===== Vorliegender Text

# Passwort prüfen auf Inhalt



## dnbsound (30. Okt 2007)

Hallo liebe Forum User,

ich habe dort ein kleines Problem, habe dort eine HA aufbekommen in der ich ein Passwort auf die Länge prüfen soll was soweit klar ist habe ich auch schon hinbekommen...

Ich soll es aber auch noch auf den Inhalt prüfen d.h. es soll geprüft werden das in dem Passwort mindestens zwei Zahlen enthalten sind, habe bei Google schon gesucht und auf verschiedenen Java Seiten aber leider nichts gefunden.


Hoffe ihr könnt mir weiterhelfen...

Vielen Dank im vorraus !

LG Maria


----------



## DocRandom (30. Okt 2007)

Hallo Maria!

..und wo liegt das Problem?

Folgende Schritte sind zu erledigen:
Passwort einlesen
auf Mindestlänge prüfen
Zeichenweise vergleichen. ob Zeichen == Zahl, oder Buchstabe

Den Code dazu mußt Du schon selber schreiben.
Bei Fragen zu Deinem Code, wird Dir sicher geholfen! 

lg
DocRandom


----------



## Tharsonius (30. Okt 2007)

Als Denkansatz:

Mit text.charAt(int x) bekommst Du das einzelne Zeichen an Stelle x in Deinem String text.

nun brauchst Du nur noch ermitteln wie viele Zahlen ('0' .. '9') Du in Deinem text hast.


----------



## Guest (30. Okt 2007)

hmm... ok also ich habe es versucht jetzt so zu lösen :


```
<SCRIPT language=JavaScript type=text/javascript>
function chkFormular()
{
 if(document.formular.pass.value == "") {
   alert("Bitte geben sie ein Passwort ein!");
   document.formular.pass.focus();
   return false;
  }
 if(document.formular.pass.value.length < 8) {
   alert("Bitte geben sie ein Passwort mit mindestens 8 Zeichen ein!")
   document.formular.pass.focus();
   return false;
  }
 var nr_length = password.replace(/[^0-9]/g, '').length;
 if(document.formular.pass.value.nr_length >= 2) {  
 alert("Es müssen 2 Zahlen vorkommen"); 
 document.formular.pass.focus();
 return false;
 }
}
</script>
```

das ich alle nicht nummerischen Zeichen entferne und dann die Stringlänge kontrolliere...

==========
===== Bereitgestelltes Material

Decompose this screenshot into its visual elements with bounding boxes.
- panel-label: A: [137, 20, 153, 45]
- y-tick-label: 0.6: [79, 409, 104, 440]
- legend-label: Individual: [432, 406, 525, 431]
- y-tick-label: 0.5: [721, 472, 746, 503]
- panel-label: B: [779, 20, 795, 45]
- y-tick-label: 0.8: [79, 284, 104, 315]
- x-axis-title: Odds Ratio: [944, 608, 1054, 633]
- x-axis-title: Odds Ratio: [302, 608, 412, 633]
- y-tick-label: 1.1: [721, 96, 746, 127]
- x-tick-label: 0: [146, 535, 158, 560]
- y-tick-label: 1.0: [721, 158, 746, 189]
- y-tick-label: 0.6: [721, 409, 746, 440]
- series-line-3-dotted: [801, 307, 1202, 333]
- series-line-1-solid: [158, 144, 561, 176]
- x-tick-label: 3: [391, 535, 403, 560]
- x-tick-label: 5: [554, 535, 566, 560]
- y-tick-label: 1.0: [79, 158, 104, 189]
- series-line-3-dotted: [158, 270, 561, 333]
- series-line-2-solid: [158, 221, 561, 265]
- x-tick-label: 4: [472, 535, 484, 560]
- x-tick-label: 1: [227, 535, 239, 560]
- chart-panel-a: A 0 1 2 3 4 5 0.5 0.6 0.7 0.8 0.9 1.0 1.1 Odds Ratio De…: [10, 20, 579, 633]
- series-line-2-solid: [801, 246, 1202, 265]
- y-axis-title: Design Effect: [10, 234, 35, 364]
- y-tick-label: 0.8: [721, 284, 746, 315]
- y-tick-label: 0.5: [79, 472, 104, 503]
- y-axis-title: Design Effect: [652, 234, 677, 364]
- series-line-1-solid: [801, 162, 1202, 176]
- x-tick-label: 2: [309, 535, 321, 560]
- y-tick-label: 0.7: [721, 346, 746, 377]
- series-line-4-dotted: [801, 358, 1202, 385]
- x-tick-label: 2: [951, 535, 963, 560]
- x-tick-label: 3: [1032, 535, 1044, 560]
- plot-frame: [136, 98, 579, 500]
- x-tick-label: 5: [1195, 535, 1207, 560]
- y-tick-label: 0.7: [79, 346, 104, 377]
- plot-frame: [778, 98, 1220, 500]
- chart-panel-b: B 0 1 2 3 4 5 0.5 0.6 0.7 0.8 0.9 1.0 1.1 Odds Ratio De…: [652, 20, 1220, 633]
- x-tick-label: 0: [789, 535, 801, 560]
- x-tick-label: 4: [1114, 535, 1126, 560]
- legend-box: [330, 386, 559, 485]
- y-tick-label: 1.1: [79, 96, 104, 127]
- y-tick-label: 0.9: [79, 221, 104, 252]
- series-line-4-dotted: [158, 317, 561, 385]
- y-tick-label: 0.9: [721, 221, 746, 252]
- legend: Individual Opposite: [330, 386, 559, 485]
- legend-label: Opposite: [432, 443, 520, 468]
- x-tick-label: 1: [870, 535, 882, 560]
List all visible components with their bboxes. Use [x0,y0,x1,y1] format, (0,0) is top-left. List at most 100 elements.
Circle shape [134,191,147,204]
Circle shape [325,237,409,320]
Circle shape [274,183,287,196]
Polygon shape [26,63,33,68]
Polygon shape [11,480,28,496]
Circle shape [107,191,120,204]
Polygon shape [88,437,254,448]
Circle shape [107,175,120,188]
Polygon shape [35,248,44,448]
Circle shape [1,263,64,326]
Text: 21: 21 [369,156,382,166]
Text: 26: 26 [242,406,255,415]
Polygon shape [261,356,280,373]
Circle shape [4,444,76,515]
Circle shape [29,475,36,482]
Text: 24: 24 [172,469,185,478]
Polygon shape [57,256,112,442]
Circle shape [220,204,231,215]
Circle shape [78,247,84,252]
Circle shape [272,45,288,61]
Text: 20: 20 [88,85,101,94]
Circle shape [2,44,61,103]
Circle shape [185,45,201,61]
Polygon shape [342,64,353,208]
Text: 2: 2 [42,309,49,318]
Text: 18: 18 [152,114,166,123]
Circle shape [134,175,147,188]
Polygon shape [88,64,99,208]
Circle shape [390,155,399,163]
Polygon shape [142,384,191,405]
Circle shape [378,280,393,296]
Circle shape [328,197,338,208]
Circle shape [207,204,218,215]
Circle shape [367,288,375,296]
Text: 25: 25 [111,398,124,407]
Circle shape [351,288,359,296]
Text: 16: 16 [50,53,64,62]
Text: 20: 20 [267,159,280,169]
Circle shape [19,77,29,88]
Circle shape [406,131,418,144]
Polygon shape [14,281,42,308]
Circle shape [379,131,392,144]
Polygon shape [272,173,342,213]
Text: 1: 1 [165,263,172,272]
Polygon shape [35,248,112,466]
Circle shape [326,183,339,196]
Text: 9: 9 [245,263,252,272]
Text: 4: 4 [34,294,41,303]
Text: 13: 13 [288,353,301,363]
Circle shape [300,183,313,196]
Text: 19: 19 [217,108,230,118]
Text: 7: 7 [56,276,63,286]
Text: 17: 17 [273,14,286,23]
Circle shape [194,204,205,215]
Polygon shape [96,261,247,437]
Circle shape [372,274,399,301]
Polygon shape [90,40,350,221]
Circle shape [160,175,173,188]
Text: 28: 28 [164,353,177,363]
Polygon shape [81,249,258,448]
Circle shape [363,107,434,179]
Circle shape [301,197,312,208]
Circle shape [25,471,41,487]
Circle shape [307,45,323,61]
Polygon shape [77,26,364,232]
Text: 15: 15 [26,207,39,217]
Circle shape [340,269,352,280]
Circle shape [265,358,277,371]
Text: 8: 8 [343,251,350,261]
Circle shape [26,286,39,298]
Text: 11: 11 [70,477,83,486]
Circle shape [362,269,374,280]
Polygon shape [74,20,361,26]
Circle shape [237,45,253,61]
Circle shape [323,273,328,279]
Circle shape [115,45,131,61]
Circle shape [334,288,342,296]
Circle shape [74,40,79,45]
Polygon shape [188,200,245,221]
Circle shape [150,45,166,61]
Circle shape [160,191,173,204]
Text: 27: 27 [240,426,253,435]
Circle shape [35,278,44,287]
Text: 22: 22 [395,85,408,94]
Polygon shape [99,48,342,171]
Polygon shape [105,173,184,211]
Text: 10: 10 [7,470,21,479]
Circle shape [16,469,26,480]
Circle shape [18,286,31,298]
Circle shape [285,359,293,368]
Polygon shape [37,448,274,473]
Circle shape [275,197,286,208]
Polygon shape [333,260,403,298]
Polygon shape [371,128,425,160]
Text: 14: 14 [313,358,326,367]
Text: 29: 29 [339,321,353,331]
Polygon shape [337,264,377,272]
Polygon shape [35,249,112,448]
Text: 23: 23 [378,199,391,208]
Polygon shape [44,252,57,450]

==========

> _Aufgaben_
A - Mit welchem Aufruf bekommt man laut dem Thread zur Passwortprüfung das einzelne Zeichen an Stelle x eines Strings?
B - Bitte knüpfe an den Thread zur Passwortprüfung an und schreib ihn nach dem letzten Satz weiter.
Die Einträge werden hierfür nicht gebraucht.

> _Antworten nach Nummer_
A - Mit text.charAt(int x).

B -
aber irgendwie funzt dat net so ganz  :cry:


----------



## Guest (30. Okt 2007)

ok ich habe es noch einmal ein bissel überdacht und es geht aber ob es so richtig ist weis ich nicht :


```
<SCRIPT language=JavaScript type=text/javascript>
function chkFormular()
{
 if(document.formular.pass.value == "") {
   alert("Bitte geben sie ein Passwort ein!");
   document.formular.pass.focus();
   return false;
  }
 if(document.formular.pass.value.length < 8) {
   alert("Bitte geben sie ein Passwort mit mindestens 8 Zeichen ein!")
   document.formular.pass.focus();
   return false;
  }

var nr_length = document.formular.pass.value.replace(/[^0-9]/g, '').length;
if(nr_length >= 2) alert("ok");
else alert("Es müssen 2 Zahlen vorkommen"); 
}
</script>
```


----------



## Guest (30. Okt 2007)

Javascript ist nicht JAVA


----------



## Guest (30. Okt 2007)

Anonymous hat gesagt.:
			
		

> Javascript ist nicht JAVA



JaJa und nen Kuchen ist kein Keks...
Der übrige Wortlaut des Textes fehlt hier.